(Data records)
•••

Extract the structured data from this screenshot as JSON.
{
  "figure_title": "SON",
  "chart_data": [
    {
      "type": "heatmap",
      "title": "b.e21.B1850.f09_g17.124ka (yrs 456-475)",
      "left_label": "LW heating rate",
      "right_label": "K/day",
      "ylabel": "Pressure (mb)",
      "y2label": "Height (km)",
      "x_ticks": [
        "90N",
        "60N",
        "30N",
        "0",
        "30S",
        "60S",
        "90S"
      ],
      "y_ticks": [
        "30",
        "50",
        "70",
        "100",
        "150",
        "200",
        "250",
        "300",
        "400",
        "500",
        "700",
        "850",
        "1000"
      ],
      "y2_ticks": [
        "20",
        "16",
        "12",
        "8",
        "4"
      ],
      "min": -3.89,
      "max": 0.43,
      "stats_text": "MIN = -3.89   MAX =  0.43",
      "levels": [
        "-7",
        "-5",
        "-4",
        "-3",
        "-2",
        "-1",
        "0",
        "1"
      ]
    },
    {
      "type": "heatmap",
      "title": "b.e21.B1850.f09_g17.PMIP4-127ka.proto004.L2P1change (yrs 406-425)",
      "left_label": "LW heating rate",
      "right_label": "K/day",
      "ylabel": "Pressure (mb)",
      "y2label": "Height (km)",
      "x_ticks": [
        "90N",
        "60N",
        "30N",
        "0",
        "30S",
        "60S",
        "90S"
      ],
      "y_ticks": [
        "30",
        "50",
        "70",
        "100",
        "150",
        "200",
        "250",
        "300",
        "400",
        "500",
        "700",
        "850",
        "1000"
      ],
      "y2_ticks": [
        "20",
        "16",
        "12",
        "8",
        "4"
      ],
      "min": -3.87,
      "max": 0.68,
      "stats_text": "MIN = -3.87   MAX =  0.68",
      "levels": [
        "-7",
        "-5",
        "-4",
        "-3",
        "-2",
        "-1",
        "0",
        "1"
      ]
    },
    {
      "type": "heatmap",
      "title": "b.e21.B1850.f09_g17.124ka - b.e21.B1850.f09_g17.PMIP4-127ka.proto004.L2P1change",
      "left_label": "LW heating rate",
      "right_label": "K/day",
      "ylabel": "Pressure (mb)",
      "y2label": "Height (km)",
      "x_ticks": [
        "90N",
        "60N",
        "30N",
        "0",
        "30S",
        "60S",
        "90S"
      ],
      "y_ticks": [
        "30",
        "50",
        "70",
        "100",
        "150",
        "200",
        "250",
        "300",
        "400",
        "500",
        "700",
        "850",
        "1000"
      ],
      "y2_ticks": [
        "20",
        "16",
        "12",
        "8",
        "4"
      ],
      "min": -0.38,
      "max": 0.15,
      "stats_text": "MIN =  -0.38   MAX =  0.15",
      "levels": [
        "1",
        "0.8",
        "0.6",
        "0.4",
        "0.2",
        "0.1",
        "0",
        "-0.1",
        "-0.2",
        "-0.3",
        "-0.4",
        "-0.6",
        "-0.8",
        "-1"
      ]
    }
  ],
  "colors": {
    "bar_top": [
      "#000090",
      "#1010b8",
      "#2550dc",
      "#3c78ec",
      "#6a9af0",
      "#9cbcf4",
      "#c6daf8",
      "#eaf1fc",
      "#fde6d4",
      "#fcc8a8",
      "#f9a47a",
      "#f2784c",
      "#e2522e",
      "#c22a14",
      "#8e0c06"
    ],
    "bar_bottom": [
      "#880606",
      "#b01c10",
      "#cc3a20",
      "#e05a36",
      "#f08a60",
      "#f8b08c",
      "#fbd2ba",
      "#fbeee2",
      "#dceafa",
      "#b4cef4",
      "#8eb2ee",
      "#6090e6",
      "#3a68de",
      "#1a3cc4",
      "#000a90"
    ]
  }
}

•••

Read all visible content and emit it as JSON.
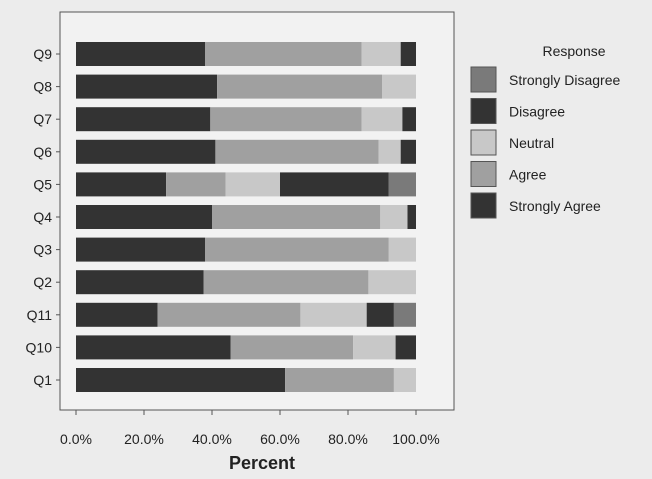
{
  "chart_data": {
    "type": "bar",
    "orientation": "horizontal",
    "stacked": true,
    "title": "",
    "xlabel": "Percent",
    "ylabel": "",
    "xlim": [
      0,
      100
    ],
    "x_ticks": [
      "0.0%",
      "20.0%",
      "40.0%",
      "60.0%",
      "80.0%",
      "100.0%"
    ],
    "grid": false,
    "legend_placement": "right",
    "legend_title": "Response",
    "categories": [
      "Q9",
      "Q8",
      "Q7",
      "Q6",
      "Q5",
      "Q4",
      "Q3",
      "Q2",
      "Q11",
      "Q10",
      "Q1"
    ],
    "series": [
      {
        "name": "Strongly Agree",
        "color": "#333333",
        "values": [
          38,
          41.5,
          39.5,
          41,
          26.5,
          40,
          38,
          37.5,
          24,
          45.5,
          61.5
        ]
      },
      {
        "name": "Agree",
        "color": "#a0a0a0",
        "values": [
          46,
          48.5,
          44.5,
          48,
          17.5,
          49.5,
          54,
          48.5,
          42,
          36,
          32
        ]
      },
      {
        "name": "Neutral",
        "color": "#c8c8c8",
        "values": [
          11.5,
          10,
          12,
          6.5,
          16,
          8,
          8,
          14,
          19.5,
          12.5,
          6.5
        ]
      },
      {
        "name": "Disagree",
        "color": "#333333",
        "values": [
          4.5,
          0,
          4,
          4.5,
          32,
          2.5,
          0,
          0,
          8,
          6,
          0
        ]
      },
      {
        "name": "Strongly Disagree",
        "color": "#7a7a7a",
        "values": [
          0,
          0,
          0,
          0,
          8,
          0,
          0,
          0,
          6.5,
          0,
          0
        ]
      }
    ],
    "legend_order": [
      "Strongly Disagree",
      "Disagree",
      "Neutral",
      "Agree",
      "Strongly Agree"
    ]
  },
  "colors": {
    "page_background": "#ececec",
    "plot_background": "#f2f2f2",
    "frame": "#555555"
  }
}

•••

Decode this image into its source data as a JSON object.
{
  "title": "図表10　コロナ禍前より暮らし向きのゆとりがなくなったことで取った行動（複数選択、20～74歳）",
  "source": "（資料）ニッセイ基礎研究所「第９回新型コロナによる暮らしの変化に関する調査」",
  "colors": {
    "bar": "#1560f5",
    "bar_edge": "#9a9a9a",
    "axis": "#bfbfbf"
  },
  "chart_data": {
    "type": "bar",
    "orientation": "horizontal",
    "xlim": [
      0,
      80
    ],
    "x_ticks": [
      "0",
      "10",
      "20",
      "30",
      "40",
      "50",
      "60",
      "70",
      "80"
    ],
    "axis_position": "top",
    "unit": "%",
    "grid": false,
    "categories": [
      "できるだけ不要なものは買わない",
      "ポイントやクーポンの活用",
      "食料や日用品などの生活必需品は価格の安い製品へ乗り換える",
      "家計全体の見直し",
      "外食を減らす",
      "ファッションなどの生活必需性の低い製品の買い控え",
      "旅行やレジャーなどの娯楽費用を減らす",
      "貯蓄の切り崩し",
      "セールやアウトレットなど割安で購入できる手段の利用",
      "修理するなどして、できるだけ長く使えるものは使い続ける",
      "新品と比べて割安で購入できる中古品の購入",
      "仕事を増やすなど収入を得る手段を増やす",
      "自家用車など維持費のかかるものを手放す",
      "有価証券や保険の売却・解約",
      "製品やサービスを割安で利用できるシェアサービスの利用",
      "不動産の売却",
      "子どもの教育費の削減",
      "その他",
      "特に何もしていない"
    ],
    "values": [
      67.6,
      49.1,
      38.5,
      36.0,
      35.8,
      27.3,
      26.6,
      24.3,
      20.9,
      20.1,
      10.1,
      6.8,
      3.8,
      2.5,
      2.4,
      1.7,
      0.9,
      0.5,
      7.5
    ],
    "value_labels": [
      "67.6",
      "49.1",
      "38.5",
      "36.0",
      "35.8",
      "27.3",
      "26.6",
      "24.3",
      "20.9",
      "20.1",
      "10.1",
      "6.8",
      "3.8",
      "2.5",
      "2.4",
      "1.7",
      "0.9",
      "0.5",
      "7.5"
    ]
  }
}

•••

• Given problem
Your reply is one number: how many lines of the records above contain the word "Strongly".

• Output below
4